- _ROWS_:

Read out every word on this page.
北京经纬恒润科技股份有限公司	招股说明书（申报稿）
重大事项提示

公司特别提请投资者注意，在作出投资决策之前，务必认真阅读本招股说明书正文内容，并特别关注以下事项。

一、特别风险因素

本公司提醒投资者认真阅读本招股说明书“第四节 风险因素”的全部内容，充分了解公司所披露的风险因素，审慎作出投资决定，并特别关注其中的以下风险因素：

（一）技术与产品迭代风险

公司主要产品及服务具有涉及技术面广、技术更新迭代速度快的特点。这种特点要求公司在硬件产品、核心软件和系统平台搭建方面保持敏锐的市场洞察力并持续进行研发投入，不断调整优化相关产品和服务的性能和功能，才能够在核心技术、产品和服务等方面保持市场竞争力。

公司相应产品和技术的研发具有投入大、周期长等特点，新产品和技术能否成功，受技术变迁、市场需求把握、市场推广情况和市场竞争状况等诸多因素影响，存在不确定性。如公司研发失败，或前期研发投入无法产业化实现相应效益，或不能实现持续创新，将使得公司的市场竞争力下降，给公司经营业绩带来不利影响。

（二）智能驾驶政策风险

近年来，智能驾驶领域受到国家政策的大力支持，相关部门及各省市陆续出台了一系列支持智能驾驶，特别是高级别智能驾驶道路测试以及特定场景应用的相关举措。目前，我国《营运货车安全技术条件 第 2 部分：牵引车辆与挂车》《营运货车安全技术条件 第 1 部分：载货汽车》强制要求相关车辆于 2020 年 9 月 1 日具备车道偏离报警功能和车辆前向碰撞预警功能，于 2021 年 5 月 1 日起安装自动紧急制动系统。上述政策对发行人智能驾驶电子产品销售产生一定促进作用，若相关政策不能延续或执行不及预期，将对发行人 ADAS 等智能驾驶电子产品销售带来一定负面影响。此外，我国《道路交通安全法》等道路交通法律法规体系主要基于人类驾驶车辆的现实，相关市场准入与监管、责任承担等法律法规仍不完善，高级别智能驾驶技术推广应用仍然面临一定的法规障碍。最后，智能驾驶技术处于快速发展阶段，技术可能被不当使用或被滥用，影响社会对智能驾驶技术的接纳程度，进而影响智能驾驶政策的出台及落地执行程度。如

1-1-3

- _CHALLENGE_:
Copy out all the entries shown above, character for character.

- _COMPLETE OUTPUT_:
Read out every word on this page.
北京经纬恒润科技股份有限公司	招股说明书（申报稿）
重大事项提示

公司特别提请投资者注意，在作出投资决策之前，务必认真阅读本招股说明书正文内容，并特别关注以下事项。

一、特别风险因素

本公司提醒投资者认真阅读本招股说明书“第四节 风险因素”的全部内容，充分了解公司所披露的风险因素，审慎作出投资决定，并特别关注其中的以下风险因素：

（一）技术与产品迭代风险

公司主要产品及服务具有涉及技术面广、技术更新迭代速度快的特点。这种特点要求公司在硬件产品、核心软件和系统平台搭建方面保持敏锐的市场洞察力并持续进行研发投入，不断调整优化相关产品和服务的性能和功能，才能够在核心技术、产品和服务等方面保持市场竞争力。

公司相应产品和技术的研发具有投入大、周期长等特点，新产品和技术能否成功，受技术变迁、市场需求把握、市场推广情况和市场竞争状况等诸多因素影响，存在不确定性。如公司研发失败，或前期研发投入无法产业化实现相应效益，或不能实现持续创新，将使得公司的市场竞争力下降，给公司经营业绩带来不利影响。

（二）智能驾驶政策风险

近年来，智能驾驶领域受到国家政策的大力支持，相关部门及各省市陆续出台了一系列支持智能驾驶，特别是高级别智能驾驶道路测试以及特定场景应用的相关举措。目前，我国《营运货车安全技术条件 第 2 部分：牵引车辆与挂车》《营运货车安全技术条件 第 1 部分：载货汽车》强制要求相关车辆于 2020 年 9 月 1 日具备车道偏离报警功能和车辆前向碰撞预警功能，于 2021 年 5 月 1 日起安装自动紧急制动系统。上述政策对发行人智能驾驶电子产品销售产生一定促进作用，若相关政策不能延续或执行不及预期，将对发行人 ADAS 等智能驾驶电子产品销售带来一定负面影响。此外，我国《道路交通安全法》等道路交通法律法规体系主要基于人类驾驶车辆的现实，相关市场准入与监管、责任承担等法律法规仍不完善，高级别智能驾驶技术推广应用仍然面临一定的法规障碍。最后，智能驾驶技术处于快速发展阶段，技术可能被不当使用或被滥用，影响社会对智能驾驶技术的接纳程度，进而影响智能驾驶政策的出台及落地执行程度。如

1-1-3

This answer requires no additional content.